Given problem:
Replace "x-tick-label" with "x-axis-tick" everywhere from the start of the rows down to the line containing "x-tick-label: 56 — [1047, 559, 1069, 581]", and write those lines out again with nothing else changed.

Supplied data:

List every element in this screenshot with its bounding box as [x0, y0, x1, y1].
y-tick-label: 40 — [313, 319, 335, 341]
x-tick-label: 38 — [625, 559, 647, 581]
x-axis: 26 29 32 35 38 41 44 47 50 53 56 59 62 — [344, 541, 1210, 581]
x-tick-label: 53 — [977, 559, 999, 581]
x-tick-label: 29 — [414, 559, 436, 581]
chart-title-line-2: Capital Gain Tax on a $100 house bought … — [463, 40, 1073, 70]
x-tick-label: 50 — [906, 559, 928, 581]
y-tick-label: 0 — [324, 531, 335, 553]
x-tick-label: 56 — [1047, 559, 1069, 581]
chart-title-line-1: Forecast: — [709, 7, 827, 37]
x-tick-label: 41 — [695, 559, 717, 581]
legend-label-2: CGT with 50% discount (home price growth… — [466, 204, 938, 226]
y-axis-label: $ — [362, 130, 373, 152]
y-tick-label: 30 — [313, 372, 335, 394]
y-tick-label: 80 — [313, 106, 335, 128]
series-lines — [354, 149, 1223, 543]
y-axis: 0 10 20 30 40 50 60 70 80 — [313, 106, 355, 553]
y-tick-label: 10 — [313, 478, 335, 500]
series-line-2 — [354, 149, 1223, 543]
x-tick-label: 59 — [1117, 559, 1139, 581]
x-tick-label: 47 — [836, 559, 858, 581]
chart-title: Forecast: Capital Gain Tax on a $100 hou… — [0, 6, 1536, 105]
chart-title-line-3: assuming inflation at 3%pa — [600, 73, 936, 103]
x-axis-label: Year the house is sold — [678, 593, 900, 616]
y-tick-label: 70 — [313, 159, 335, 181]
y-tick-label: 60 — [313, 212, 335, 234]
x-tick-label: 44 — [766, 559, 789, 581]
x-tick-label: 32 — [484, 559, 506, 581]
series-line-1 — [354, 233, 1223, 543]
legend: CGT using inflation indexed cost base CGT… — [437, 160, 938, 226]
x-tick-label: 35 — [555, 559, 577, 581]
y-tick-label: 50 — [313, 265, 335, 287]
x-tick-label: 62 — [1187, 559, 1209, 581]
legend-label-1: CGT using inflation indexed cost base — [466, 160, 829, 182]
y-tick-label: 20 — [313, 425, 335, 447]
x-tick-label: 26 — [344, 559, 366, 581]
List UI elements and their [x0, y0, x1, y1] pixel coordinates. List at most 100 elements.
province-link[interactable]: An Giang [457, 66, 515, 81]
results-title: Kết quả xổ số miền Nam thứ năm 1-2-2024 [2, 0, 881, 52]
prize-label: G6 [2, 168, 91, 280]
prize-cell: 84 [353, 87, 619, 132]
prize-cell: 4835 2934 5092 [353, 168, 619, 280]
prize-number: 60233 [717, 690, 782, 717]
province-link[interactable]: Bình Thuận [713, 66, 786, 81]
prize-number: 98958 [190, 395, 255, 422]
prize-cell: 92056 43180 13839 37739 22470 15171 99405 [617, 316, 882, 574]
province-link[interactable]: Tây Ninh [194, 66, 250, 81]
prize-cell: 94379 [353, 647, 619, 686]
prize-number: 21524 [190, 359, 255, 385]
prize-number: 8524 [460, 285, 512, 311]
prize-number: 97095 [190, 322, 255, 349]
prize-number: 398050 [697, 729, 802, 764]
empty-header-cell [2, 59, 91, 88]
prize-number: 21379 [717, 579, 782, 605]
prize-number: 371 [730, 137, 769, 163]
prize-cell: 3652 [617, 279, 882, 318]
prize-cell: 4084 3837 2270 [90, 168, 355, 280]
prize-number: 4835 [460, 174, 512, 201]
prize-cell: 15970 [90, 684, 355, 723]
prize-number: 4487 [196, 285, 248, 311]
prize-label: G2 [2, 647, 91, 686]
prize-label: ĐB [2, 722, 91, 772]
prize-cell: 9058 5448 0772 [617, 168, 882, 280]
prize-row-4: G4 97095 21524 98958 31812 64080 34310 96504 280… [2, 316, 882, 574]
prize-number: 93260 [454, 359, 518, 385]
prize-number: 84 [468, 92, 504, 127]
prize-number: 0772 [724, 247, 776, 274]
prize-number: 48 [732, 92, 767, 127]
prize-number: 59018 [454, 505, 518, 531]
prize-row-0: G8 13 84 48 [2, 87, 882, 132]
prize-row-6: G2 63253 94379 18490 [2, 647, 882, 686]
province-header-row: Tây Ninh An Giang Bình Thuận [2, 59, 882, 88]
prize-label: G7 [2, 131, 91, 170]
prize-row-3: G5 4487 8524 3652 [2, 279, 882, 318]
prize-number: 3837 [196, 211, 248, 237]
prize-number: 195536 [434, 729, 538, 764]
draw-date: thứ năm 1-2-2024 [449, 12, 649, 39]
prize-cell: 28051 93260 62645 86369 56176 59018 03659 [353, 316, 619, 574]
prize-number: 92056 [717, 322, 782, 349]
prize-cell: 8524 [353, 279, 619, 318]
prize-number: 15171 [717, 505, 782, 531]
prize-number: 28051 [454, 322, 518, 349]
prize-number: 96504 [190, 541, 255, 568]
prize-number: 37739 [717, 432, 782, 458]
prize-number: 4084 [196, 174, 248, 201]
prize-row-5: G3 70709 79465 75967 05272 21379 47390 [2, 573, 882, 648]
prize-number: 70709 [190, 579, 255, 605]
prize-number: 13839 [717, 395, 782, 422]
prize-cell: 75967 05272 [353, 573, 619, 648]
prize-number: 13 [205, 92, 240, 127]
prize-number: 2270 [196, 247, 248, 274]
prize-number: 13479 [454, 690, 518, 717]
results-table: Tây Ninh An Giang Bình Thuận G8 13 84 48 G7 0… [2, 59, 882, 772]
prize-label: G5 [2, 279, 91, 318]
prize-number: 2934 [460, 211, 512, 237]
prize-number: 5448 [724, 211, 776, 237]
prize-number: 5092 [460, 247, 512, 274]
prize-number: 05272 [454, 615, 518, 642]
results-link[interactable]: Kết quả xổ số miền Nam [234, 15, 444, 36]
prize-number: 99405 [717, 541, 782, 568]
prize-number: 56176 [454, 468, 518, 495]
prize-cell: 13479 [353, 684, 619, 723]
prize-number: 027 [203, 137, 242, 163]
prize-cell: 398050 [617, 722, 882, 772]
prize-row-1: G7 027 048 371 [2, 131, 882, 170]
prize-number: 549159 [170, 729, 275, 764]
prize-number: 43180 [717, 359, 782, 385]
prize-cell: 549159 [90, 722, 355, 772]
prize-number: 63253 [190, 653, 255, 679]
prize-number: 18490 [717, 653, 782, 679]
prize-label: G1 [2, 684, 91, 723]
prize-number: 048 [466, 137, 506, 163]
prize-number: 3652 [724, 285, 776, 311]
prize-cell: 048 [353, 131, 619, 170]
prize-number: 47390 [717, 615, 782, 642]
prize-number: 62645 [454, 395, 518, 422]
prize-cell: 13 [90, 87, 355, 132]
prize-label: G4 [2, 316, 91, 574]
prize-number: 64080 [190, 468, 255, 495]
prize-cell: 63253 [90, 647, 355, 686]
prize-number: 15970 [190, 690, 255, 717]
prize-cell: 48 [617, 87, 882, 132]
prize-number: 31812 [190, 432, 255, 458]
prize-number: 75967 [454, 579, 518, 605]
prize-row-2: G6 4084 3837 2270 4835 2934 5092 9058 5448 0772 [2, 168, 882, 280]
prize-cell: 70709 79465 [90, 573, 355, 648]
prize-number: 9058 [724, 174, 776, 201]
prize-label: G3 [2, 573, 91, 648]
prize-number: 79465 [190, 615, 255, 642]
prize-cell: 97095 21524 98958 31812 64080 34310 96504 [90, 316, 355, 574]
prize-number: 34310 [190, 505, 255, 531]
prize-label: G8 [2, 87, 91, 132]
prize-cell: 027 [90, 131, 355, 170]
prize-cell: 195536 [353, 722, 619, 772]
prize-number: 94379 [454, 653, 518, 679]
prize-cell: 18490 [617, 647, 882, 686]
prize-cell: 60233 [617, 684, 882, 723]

Worked solution:
List every element in this screenshot with its bounding box as [x0, y0, x1, y1].
y-tick-label: 40 — [313, 319, 335, 341]
x-axis-tick: 38 — [625, 559, 647, 581]
x-axis: 26 29 32 35 38 41 44 47 50 53 56 59 62 — [344, 541, 1210, 581]
x-axis-tick: 53 — [977, 559, 999, 581]
x-axis-tick: 29 — [414, 559, 436, 581]
chart-title-line-2: Capital Gain Tax on a $100 house bought … — [463, 40, 1073, 70]
x-axis-tick: 50 — [906, 559, 928, 581]
y-tick-label: 0 — [324, 531, 335, 553]
x-axis-tick: 56 — [1047, 559, 1069, 581]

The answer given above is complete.